**PROBLEM TO SOLVE**
Which lines hold the string "label"? Copy every one of them.
>> Begin RECORDS FOR THIS TASK
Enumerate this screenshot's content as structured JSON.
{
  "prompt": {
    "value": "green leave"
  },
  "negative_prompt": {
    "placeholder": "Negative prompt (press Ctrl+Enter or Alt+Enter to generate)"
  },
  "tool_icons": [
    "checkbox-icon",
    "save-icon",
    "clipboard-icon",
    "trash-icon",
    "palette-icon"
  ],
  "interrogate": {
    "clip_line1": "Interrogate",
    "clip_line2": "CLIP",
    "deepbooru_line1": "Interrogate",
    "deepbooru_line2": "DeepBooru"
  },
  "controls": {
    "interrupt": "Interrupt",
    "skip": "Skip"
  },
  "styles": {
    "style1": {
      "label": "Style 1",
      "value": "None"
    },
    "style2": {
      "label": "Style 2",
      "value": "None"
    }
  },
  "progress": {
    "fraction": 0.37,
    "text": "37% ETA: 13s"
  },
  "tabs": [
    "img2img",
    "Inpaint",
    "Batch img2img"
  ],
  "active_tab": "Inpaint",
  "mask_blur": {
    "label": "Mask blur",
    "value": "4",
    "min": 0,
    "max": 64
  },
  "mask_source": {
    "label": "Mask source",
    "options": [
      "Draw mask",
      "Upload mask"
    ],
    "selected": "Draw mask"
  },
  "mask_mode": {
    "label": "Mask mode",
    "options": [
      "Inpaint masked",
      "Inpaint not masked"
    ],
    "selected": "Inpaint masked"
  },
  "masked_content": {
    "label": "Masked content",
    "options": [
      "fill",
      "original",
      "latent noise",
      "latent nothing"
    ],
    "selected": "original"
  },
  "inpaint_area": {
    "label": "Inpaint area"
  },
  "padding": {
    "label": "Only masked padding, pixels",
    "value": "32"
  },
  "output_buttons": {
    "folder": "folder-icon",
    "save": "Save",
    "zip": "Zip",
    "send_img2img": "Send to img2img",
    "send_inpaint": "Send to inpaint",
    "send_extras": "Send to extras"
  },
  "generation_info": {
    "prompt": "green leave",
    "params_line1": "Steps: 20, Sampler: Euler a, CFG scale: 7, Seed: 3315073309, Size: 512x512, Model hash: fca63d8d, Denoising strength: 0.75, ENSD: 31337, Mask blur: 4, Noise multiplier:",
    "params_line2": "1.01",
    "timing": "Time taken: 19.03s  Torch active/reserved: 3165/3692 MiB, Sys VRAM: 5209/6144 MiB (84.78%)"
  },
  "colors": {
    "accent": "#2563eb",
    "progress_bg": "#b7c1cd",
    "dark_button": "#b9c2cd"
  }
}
>> End RECORDS FOR THIS TASK
**RESPONSE BELOW**
      "label": "Style 1",
      "label": "Style 2",
    "label": "Mask blur",
    "label": "Mask source",
    "label": "Mask mode",
    "label": "Masked content",
    "label": "Inpaint area"
    "label": "Only masked padding, pixels",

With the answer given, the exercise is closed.